Dataset records:

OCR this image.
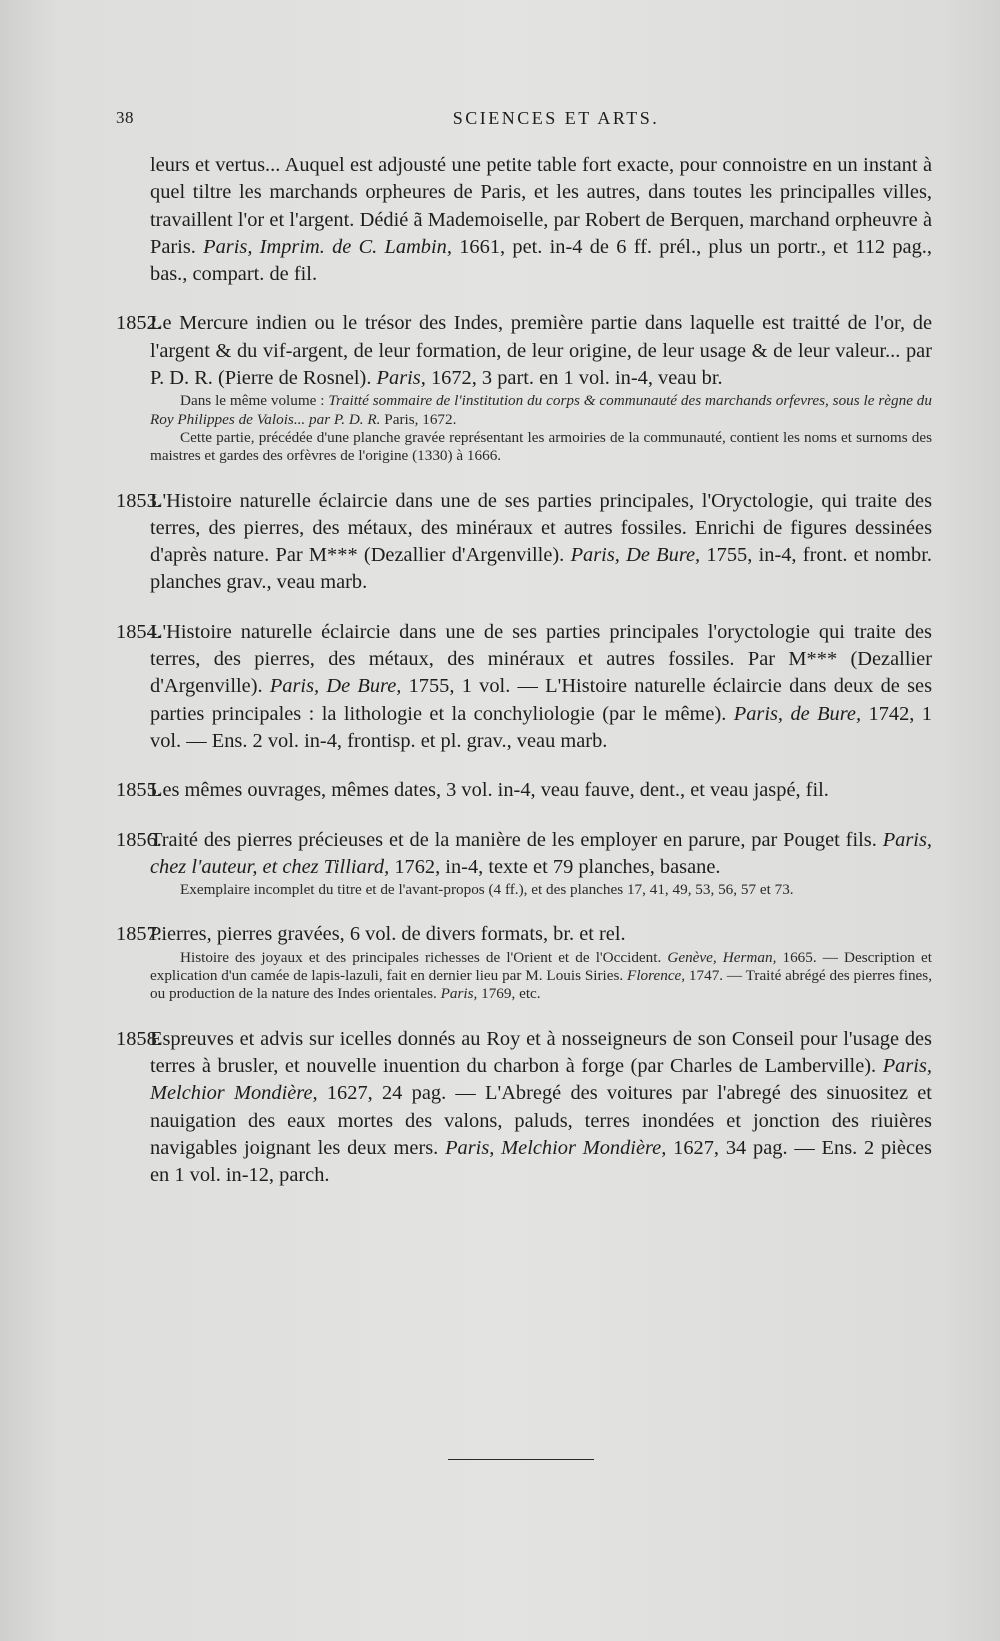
38	SCIENCES ET ARTS.

leurs et vertus... Auquel est adjousté une petite table fort exacte, pour connoistre en un instant à quel tiltre les marchands orpheures de Paris, et les autres, dans toutes les principalles villes, travaillent l'or et l'argent. Dédié ã Mademoiselle, par Robert de Berquen, marchand orpheuvre à Paris. Paris, Imprim. de C. Lambin, 1661, pet. in-4 de 6 ff. prél., plus un portr., et 112 pag., bas., compart. de fil.

1852.

Le Mercure indien ou le trésor des Indes, première partie dans laquelle est traitté de l'or, de l'argent & du vif-argent, de leur formation, de leur origine, de leur usage & de leur valeur... par P. D. R. (Pierre de Rosnel). Paris, 1672, 3 part. en 1 vol. in-4, veau br.

Dans le même volume : Traitté sommaire de l'institution du corps & communauté des marchands orfevres, sous le règne du Roy Philippes de Valois... par P. D. R. Paris, 1672.

Cette partie, précédée d'une planche gravée représentant les armoiries de la communauté, contient les noms et surnoms des maistres et gardes des orfèvres de l'origine (1330) à 1666.

1853.

L'Histoire naturelle éclaircie dans une de ses parties principales, l'Oryctologie, qui traite des terres, des pierres, des métaux, des minéraux et autres fossiles. Enrichi de figures dessinées d'après nature. Par M*** (Dezallier d'Argenville). Paris, De Bure, 1755, in-4, front. et nombr. planches grav., veau marb.

1854.

L'Histoire naturelle éclaircie dans une de ses parties principales l'oryctologie qui traite des terres, des pierres, des métaux, des minéraux et autres fossiles. Par M*** (Dezallier d'Argenville). Paris, De Bure, 1755, 1 vol. — L'Histoire naturelle éclaircie dans deux de ses parties principales : la lithologie et la conchyliologie (par le même). Paris, de Bure, 1742, 1 vol. — Ens. 2 vol. in-4, frontisp. et pl. grav., veau marb.

1855.

Les mêmes ouvrages, mêmes dates, 3 vol. in-4, veau fauve, dent., et veau jaspé, fil.

1856.

Traité des pierres précieuses et de la manière de les employer en parure, par Pouget fils. Paris, chez l'auteur, et chez Tilliard, 1762, in-4, texte et 79 planches, basane.

Exemplaire incomplet du titre et de l'avant-propos (4 ff.), et des planches 17, 41, 49, 53, 56, 57 et 73.

1857.

Pierres, pierres gravées, 6 vol. de divers formats, br. et rel.

Histoire des joyaux et des principales richesses de l'Orient et de l'Occident. Genève, Herman, 1665. — Description et explication d'un camée de lapis-lazuli, fait en dernier lieu par M. Louis Siries. Florence, 1747. — Traité abrégé des pierres fines, ou production de la nature des Indes orientales. Paris, 1769, etc.

1858.

Espreuves et advis sur icelles donnés au Roy et à nosseigneurs de son Conseil pour l'usage des terres à brusler, et nouvelle inuention du charbon à forge (par Charles de Lamberville). Paris, Melchior Mondière, 1627, 24 pag. — L'Abregé des voitures par l'abregé des sinuositez et nauigation des eaux mortes des valons, paluds, terres inondées et jonction des riuières navigables joignant les deux mers. Paris, Melchior Mondière, 1627, 34 pag. — Ens. 2 pièces en 1 vol. in-12, parch.
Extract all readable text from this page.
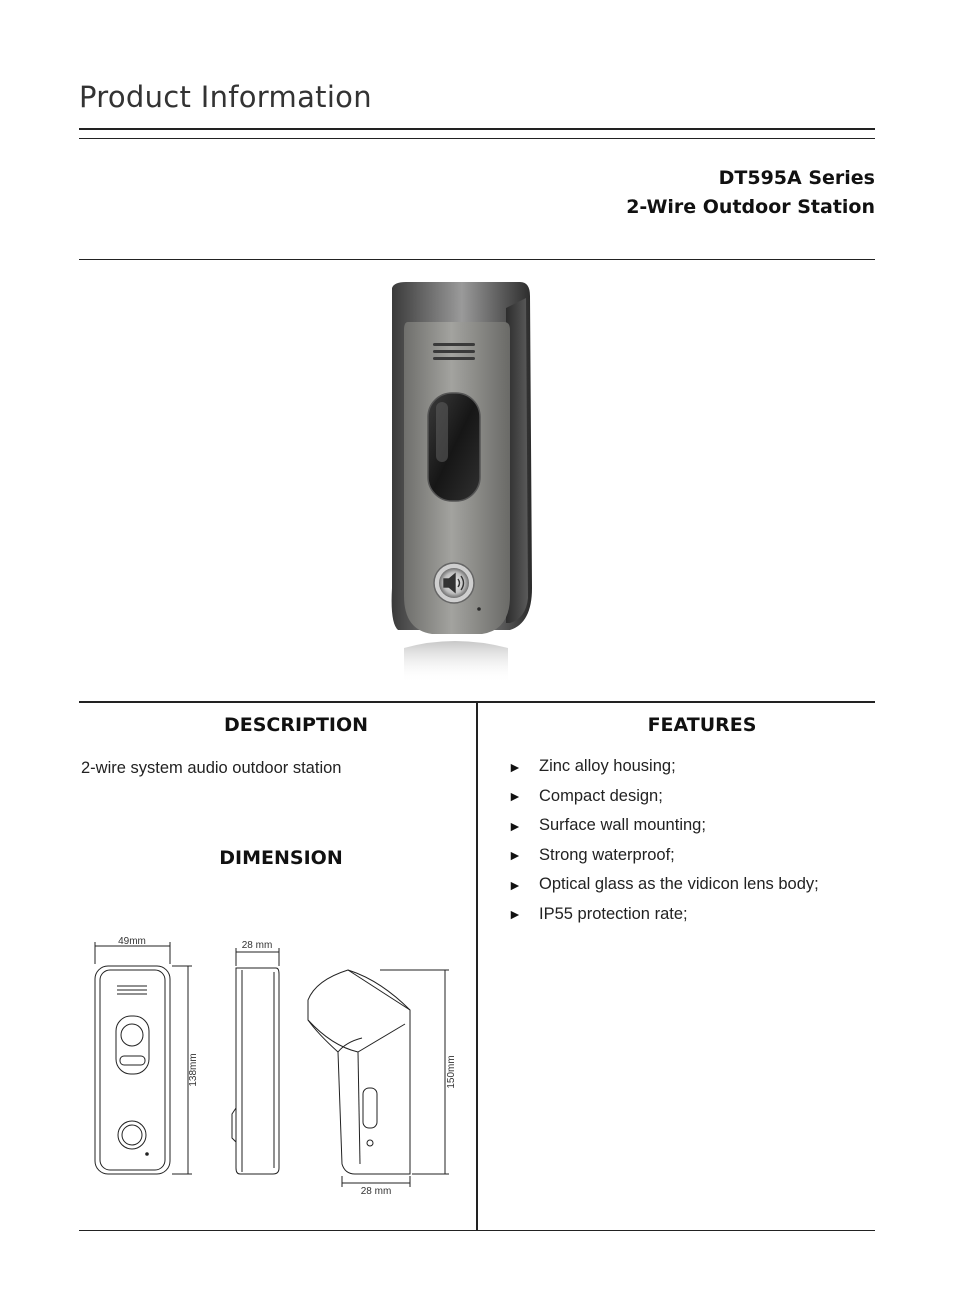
Product Information
DT595A Series
2-Wire Outdoor Station
DESCRIPTION
2-wire system audio outdoor station
DIMENSION
49mm	28 mm
138mm	150mm
28 mm
FEATURES
►	Zinc alloy housing;
►	Compact design;
►	Surface wall mounting;
►	Strong waterproof;
►	Optical glass as the vidicon lens body;
►	IP55 protection rate;
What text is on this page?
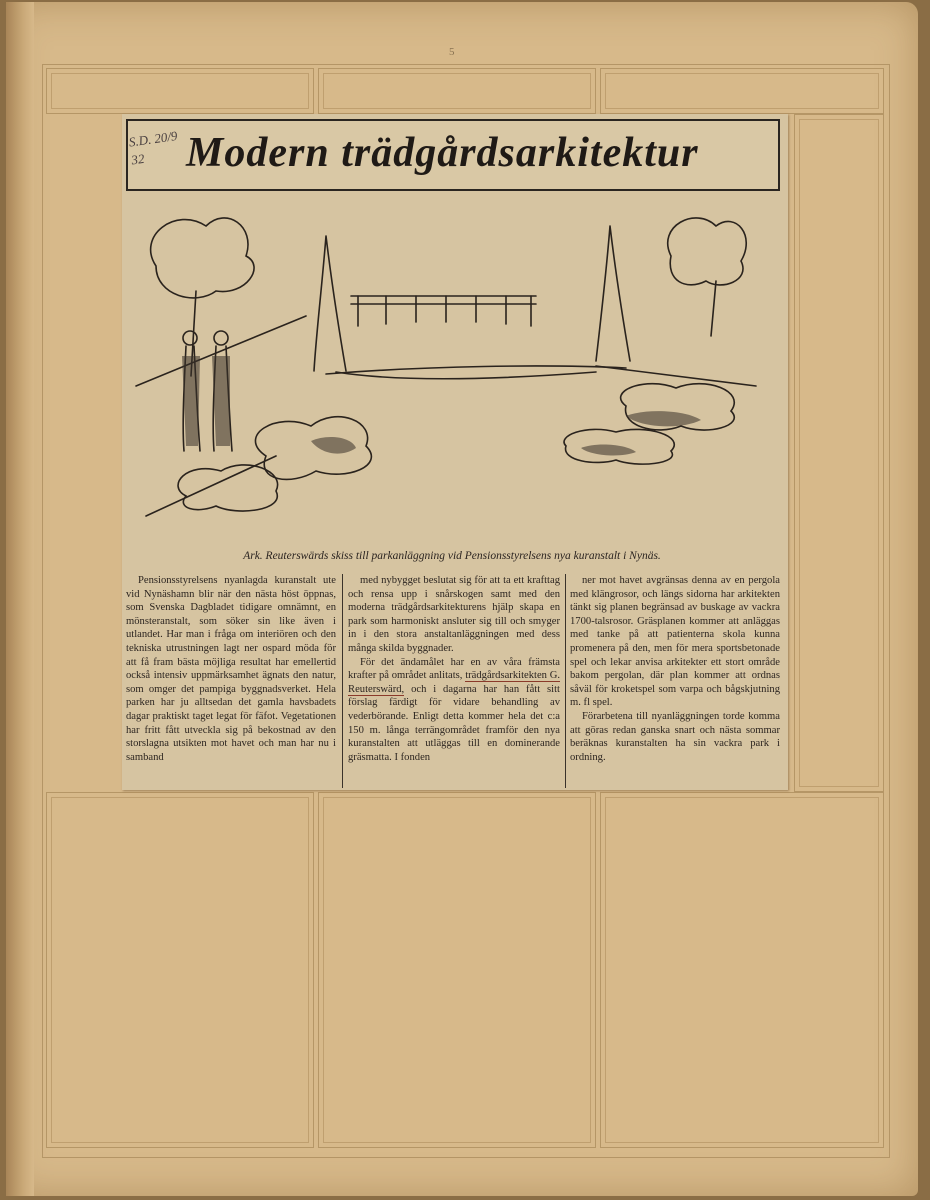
5
S.D. 20/9 32 Modern trädgårdsarkitektur
Ark. Reuterswärds skiss till parkanläggning vid Pensionsstyrelsens nya kuranstalt i Nynäs.

Pensionsstyrelsens nyanlagda kuranstalt ute vid Nynäshamn blir när den nästa höst öppnas, som Svenska Dagbladet tidigare omnämnt, en mönsteranstalt, som söker sin like även i utlandet. Har man i fråga om interiören och den tekniska utrustningen lagt ner ospard möda för att få fram bästa möjliga resultat har emellertid också intensiv uppmärksamhet ägnats den natur, som omger det pampiga byggnadsverket. Hela parken har ju alltsedan det gamla havsbadets dagar praktiskt taget legat för fäfot. Vegetationen har fritt fått utveckla sig på bekostnad av den storslagna utsikten mot havet och man har nu i samband

med nybygget beslutat sig för att ta ett krafttag och rensa upp i snårskogen samt med den moderna trädgårdsarkitekturens hjälp skapa en park som harmoniskt ansluter sig till och smyger in i den stora anstaltanläggningen med dess många skilda byggnader.

För det ändamålet har en av våra främsta krafter på området anlitats, trädgårdsarkitekten G. Reuterswärd, och i dagarna har han fått sitt förslag färdigt för vidare behandling av vederbörande. Enligt detta kommer hela det c:a 150 m. långa terrängområdet framför den nya kuranstalten att utläggas till en dominerande gräsmatta. I fonden

ner mot havet avgränsas denna av en pergola med klängrosor, och längs sidorna har arkitekten tänkt sig planen begränsad av buskage av vackra 1700-talsrosor. Gräsplanen kommer att anläggas med tanke på att patienterna skola kunna promenera på den, men för mera sportsbetonade spel och lekar anvisa arkitekter ett stort område bakom pergolan, där plan kommer att ordnas såväl för kroketspel som varpa och bågskjutning m. fl spel.

Förarbetena till nyanläggningen torde komma att göras redan ganska snart och nästa sommar beräknas kuranstalten ha sin vackra park i ordning.
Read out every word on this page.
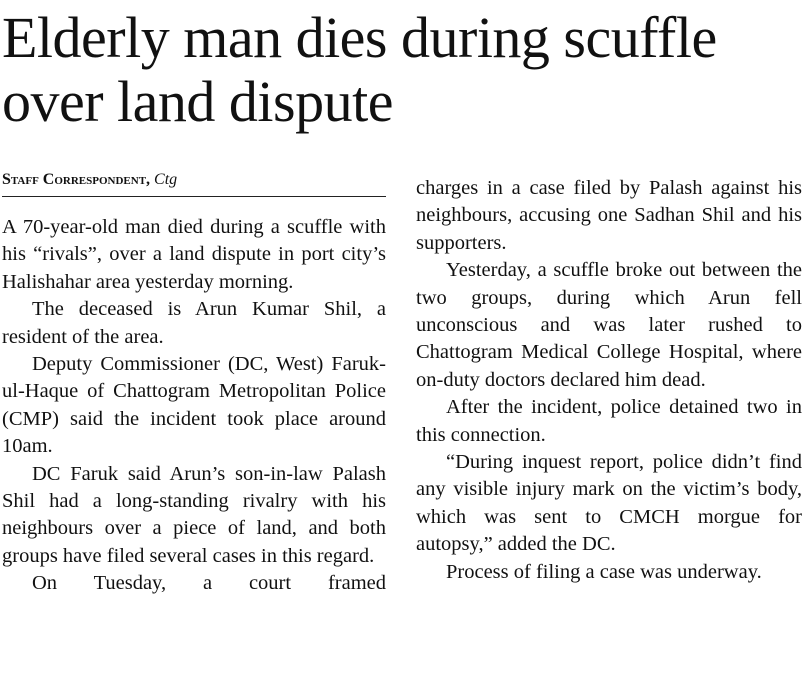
Elderly man dies during scuffle over land dispute
Staff Correspondent, Ctg

A 70-year-old man died during a scuffle with his “rivals”, over a land dispute in port city’s Halishahar area yesterday morning.

The deceased is Arun Kumar Shil, a resident of the area.

Deputy Commissioner (DC, West) Faruk-ul-Haque of Chattogram Metropolitan Police (CMP) said the incident took place around 10am.

DC Faruk said Arun’s son-in-law Palash Shil had a long-standing rivalry with his neighbours over a piece of land, and both groups have filed several cases in this regard.

On Tuesday, a court framed

charges in a case filed by Palash against his neighbours, accusing one Sadhan Shil and his supporters.

Yesterday, a scuffle broke out between the two groups, during which Arun fell unconscious and was later rushed to Chattogram Medical College Hospital, where on-duty doctors declared him dead.

After the incident, police detained two in this connection.

“During inquest report, police didn’t find any visible injury mark on the victim’s body, which was sent to CMCH morgue for autopsy,” added the DC.

Process of filing a case was underway.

Requirement: Copy out each line word for word, please, skipping the images.

Task response:
OCR this image.
38	SCIENCES ET ARTS.

leurs et vertus... Auquel est adjousté une petite table fort exacte, pour connoistre en un instant à quel tiltre les marchands orpheures de Paris, et les autres, dans toutes les principalles villes, travaillent l'or et l'argent. Dédié ã Mademoiselle, par Robert de Berquen, marchand orpheuvre à Paris. Paris, Imprim. de C. Lambin, 1661, pet. in-4 de 6 ff. prél., plus un portr., et 112 pag., bas., compart. de fil.

1852.

Le Mercure indien ou le trésor des Indes, première partie dans laquelle est traitté de l'or, de l'argent & du vif-argent, de leur formation, de leur origine, de leur usage & de leur valeur... par P. D. R. (Pierre de Rosnel). Paris, 1672, 3 part. en 1 vol. in-4, veau br.

Dans le même volume : Traitté sommaire de l'institution du corps & communauté des marchands orfevres, sous le règne du Roy Philippes de Valois... par P. D. R. Paris, 1672.

Cette partie, précédée d'une planche gravée représentant les armoiries de la communauté, contient les noms et surnoms des maistres et gardes des orfèvres de l'origine (1330) à 1666.

1853.

L'Histoire naturelle éclaircie dans une de ses parties principales, l'Oryctologie, qui traite des terres, des pierres, des métaux, des minéraux et autres fossiles. Enrichi de figures dessinées d'après nature. Par M*** (Dezallier d'Argenville). Paris, De Bure, 1755, in-4, front. et nombr. planches grav., veau marb.

1854.

L'Histoire naturelle éclaircie dans une de ses parties principales l'oryctologie qui traite des terres, des pierres, des métaux, des minéraux et autres fossiles. Par M*** (Dezallier d'Argenville). Paris, De Bure, 1755, 1 vol. — L'Histoire naturelle éclaircie dans deux de ses parties principales : la lithologie et la conchyliologie (par le même). Paris, de Bure, 1742, 1 vol. — Ens. 2 vol. in-4, frontisp. et pl. grav., veau marb.

1855.

Les mêmes ouvrages, mêmes dates, 3 vol. in-4, veau fauve, dent., et veau jaspé, fil.

1856.

Traité des pierres précieuses et de la manière de les employer en parure, par Pouget fils. Paris, chez l'auteur, et chez Tilliard, 1762, in-4, texte et 79 planches, basane.

Exemplaire incomplet du titre et de l'avant-propos (4 ff.), et des planches 17, 41, 49, 53, 56, 57 et 73.

1857.

Pierres, pierres gravées, 6 vol. de divers formats, br. et rel.

Histoire des joyaux et des principales richesses de l'Orient et de l'Occident. Genève, Herman, 1665. — Description et explication d'un camée de lapis-lazuli, fait en dernier lieu par M. Louis Siries. Florence, 1747. — Traité abrégé des pierres fines, ou production de la nature des Indes orientales. Paris, 1769, etc.

1858.

Espreuves et advis sur icelles donnés au Roy et à nosseigneurs de son Conseil pour l'usage des terres à brusler, et nouvelle inuention du charbon à forge (par Charles de Lamberville). Paris, Melchior Mondière, 1627, 24 pag. — L'Abregé des voitures par l'abregé des sinuositez et nauigation des eaux mortes des valons, paluds, terres inondées et jonction des riuières navigables joignant les deux mers. Paris, Melchior Mondière, 1627, 34 pag. — Ens. 2 pièces en 1 vol. in-12, parch.
Extract all readable text from this page.
Product Information
DT595A Series
2-Wire Outdoor Station
DESCRIPTION
2-wire system audio outdoor station
DIMENSION
49mm	28 mm
138mm	150mm
28 mm
FEATURES
►	Zinc alloy housing;
►	Compact design;
►	Surface wall mounting;
►	Strong waterproof;
►	Optical glass as the vidicon lens body;
►	IP55 protection rate;
What text is on this page?
5
S.D. 20/9 32 Modern trädgårdsarkitektur
Ark. Reuterswärds skiss till parkanläggning vid Pensionsstyrelsens nya kuranstalt i Nynäs.

Pensionsstyrelsens nyanlagda kuranstalt ute vid Nynäshamn blir när den nästa höst öppnas, som Svenska Dagbladet tidigare omnämnt, en mönsteranstalt, som söker sin like även i utlandet. Har man i fråga om interiören och den tekniska utrustningen lagt ner ospard möda för att få fram bästa möjliga resultat har emellertid också intensiv uppmärksamhet ägnats den natur, som omger det pampiga byggnadsverket. Hela parken har ju alltsedan det gamla havsbadets dagar praktiskt taget legat för fäfot. Vegetationen har fritt fått utveckla sig på bekostnad av den storslagna utsikten mot havet och man har nu i samband

med nybygget beslutat sig för att ta ett krafttag och rensa upp i snårskogen samt med den moderna trädgårdsarkitekturens hjälp skapa en park som harmoniskt ansluter sig till och smyger in i den stora anstaltanläggningen med dess många skilda byggnader.

För det ändamålet har en av våra främsta krafter på området anlitats, trädgårdsarkitekten G. Reuterswärd, och i dagarna har han fått sitt förslag färdigt för vidare behandling av vederbörande. Enligt detta kommer hela det c:a 150 m. långa terrängområdet framför den nya kuranstalten att utläggas till en dominerande gräsmatta. I fonden

ner mot havet avgränsas denna av en pergola med klängrosor, och längs sidorna har arkitekten tänkt sig planen begränsad av buskage av vackra 1700-talsrosor. Gräsplanen kommer att anläggas med tanke på att patienterna skola kunna promenera på den, men för mera sportsbetonade spel och lekar anvisa arkitekter ett stort område bakom pergolan, där plan kommer att ordnas såväl för kroketspel som varpa och bågskjutning m. fl spel.

Förarbetena till nyanläggningen torde komma att göras redan ganska snart och nästa sommar beräknas kuranstalten ha sin vackra park i ordning.
Read out every word on this page.
Elderly man dies during scuffle over land dispute
Staff Correspondent, Ctg

A 70-year-old man died during a scuffle with his “rivals”, over a land dispute in port city’s Halishahar area yesterday morning.

The deceased is Arun Kumar Shil, a resident of the area.

Deputy Commissioner (DC, West) Faruk-ul-Haque of Chattogram Metropolitan Police (CMP) said the incident took place around 10am.

DC Faruk said Arun’s son-in-law Palash Shil had a long-standing rivalry with his neighbours over a piece of land, and both groups have filed several cases in this regard.

On Tuesday, a court framed

charges in a case filed by Palash against his neighbours, accusing one Sadhan Shil and his supporters.

Yesterday, a scuffle broke out between the two groups, during which Arun fell unconscious and was later rushed to Chattogram Medical College Hospital, where on-duty doctors declared him dead.

After the incident, police detained two in this connection.

“During inquest report, police didn’t find any visible injury mark on the victim’s body, which was sent to CMCH morgue for autopsy,” added the DC.

Process of filing a case was underway.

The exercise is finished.